- [EXERCISES TO COMPLETE]
a: In the column on green, rewrite the paragraph beginning "In florist shops, antique shops" as a shorter paragraph that keeps its main facts.
b: According to the column on green, which paint color does the writer never tire of, and where is it often used?
c: Extend the column on green past its last paragraph, keeping the same voice and subject.

I am a die hard fan of the East End, but even I have to admit that the months of March and early April are not kind to us out here. The deciduous tree canopy grows ever grayer, shingled homes seem nearly colorless, and all seem to need a coat of paint. Sheets of gray rain or damp fog shrouds our neighborhoods rendering them a homogenous lifeless hue.

While New Jersey pops, Washington blooms and the Midwest springs to life, one hundred miles out into the Atlantic Ocean, Mother Nature tests her Hamptonites, stingily holding out her colorful show for East Enders who, of course, will be richly rewarded later.

I am so starved for the color green at this time of year that even emerging chickweed can give my heart a lift. The Puritan in me begs a hold out, but the dam has broken, and I only desire to see green.

This, of course, is not my own peculiar neurosis. My office mates are carting in green themed fabrics by the barrel load. Meanwhile, Marder’s green bags are flashing their sunny faces around. The Kirov Ballet is strewing the stage with malachite tutus. Madison Avenue boutiques are brightening windows with their own peculiar shade of green. Fashion is purveying two striking hues of green; one so brightly tinted with yellow that nature might become nervous, and another green so sickly iridescent and insecticidal you just want to swat it.

Tony Duquette’s new book illustrates his fabulous use of kelly greens, which harmonize his Chinese reds in a way that rivals the best Christmas pairings.

Interior designer Sister Parish, famous for many things, and not the least her ability to close a sale, said that greens go together. Of course, an entire spectrum of greens live comfortably in nature, so why not in your home? At this point in the calendar year, I am so deprived of nature’s green, I might agree.

Manhattan’s downtown bars have surreptitiously introduced absinthe, the notorious “green fairy” liqueur that drove Toulouse Lautrec and his bohemian cohorts into a hallucinogenic delirium. Absinthe’s green is also soaking its path through the channels of haute couture and onto its runways. Accessories in home furnishing boutiques are totally clued into this trend. Dashes of these could be just the shot you need.

Palm Beach greens (colors certainly not made by God), have enjoyed their graphic revival thanks to the effervescent talents of Jonathan Adler and the revival of interest in Slim Aaron’s photography depicting a lifestyle some might aspire to. These brightly cheerful greens bring a cockeyed optimism so needed in this gray recessionist climate.

In florist shops, antique shops, the Botanical Garden Show and Bridgehampton’s Garden Ornament Show, you will always spot a particularly pleasing shade of green: a bit blue, a bit mossy, a bit French, a background color that showcases limestone statuary, a linen white. In the fabric markets, a new green has appeared so saturated with black and brown that without sufficient light you have no idea what hue it is. It is both mysterious and elegant. Seen in velvets, mohairs and natural pressed linens, it is striking. Added as a border to a carpet or drapery, it encapsulates a restrained chic.

I suppose I can never tire of Pratt and Lambert’s black watch green, a color frequently used for shutters, doors and windows in the Hamptons. When our East End light shines bright, this very dark color takes on a pleasing blue green with a great deal of life to it. Simply classic!

- [DATASET SECTION]
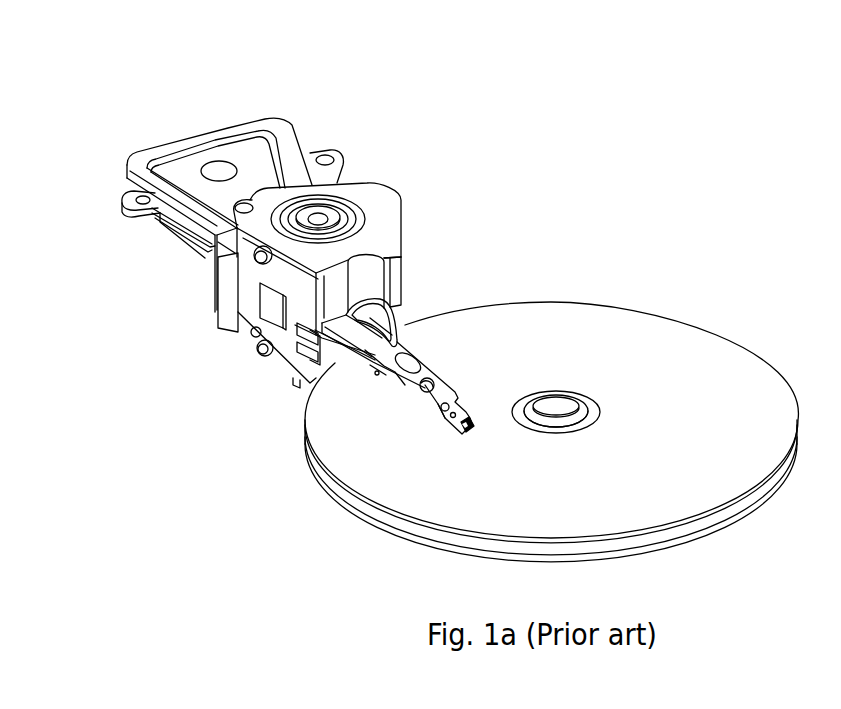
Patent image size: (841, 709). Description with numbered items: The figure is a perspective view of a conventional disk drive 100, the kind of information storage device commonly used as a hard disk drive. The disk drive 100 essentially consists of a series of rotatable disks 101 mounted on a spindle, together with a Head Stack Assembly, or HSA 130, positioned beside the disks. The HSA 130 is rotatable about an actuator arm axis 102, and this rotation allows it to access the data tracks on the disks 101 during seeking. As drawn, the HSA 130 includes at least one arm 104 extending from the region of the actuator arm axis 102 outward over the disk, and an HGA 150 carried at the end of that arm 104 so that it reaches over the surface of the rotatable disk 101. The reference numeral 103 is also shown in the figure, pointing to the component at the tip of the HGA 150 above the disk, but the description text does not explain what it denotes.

- [THE REPLIES]
a: Florist shops, antique shops, the Botanical Garden Show and Bridgehampton's Garden Ornament Show always feature one pleasing green: slightly blue, mossy and French. It sets off limestone statuary and linen white. Fabric markets now carry a new green so saturated with black and brown that its hue is unclear in dim light. This mysterious, elegant shade is striking in velvets, mohairs and pressed linens, and as a border on a carpet or drapery it gives a restrained chic.

b: Pratt and Lambert's black watch green, which is often used for shutters, doors and windows in the Hamptons.

c:
Boutique hotels and metro bars are cladding their furnishings with emerald, the newest graphic punch. Combined with dead white, black and walnut, one can develop a color story that is at once fresh, sophisticated and retro.

Colorist Donald Kaufman writes, green “is unlike anything else in the spectrum—a natural neutral. It incorporates the cool of blue and the heat of yellow. This dual personality enables it to be as effective a backdrop in living spaces as it is in the landscape. Hunter, celadon and khaki were used in many historic houses as a bridge between nature and architecture. It is the only color that in a dark, intense shade can be neutral.”

Historically, Muslims have always found green a holy color, therefore, Muhammad’s cloak has frequently been painted green. I have always been told that green was a sacred color and that Persian rugs seldom contain this hue. Only rugs meant for the clerics or the most noble were woven with green fibers, making green rugs quite rare.

The Chinese have always treasured celadon, guarding the formula secretly, while Russian Czars and Napoleon Bonaparte celebrated richly vibrant hues of green. Washington found the bright pistachio green so “grateful to the eye” that he painted his large and important dining room this color. The Egyptians spread ground malachite dust on their eyelids, while 18th Century English and French unknowingly and slowly killed each other and themselves with wallpapers with greens that contained arsenic as part of their formula.

(It seems that every color of paint was carcinogenic at some point in history!)

Currently, green has almost developed into a verb with the ever evolving environmental movements. Magazines, newspapers and the internet are filled with the “going green” motto of the moment. Containers and all manner of recycling paraphernalia sport green.

But with these gray weeks passing all too slowly, I long for shoots to emerge with that spring green. I relish the oak forests dusted with chartreuse and I bring as much of this color as possible into my bayside home as I await nature’s unveiling. Whether it be napkins, placemats, towels, glass vases, plants or maybe even a re-freshened entry color, green is a welcome antidote to these waning winter days.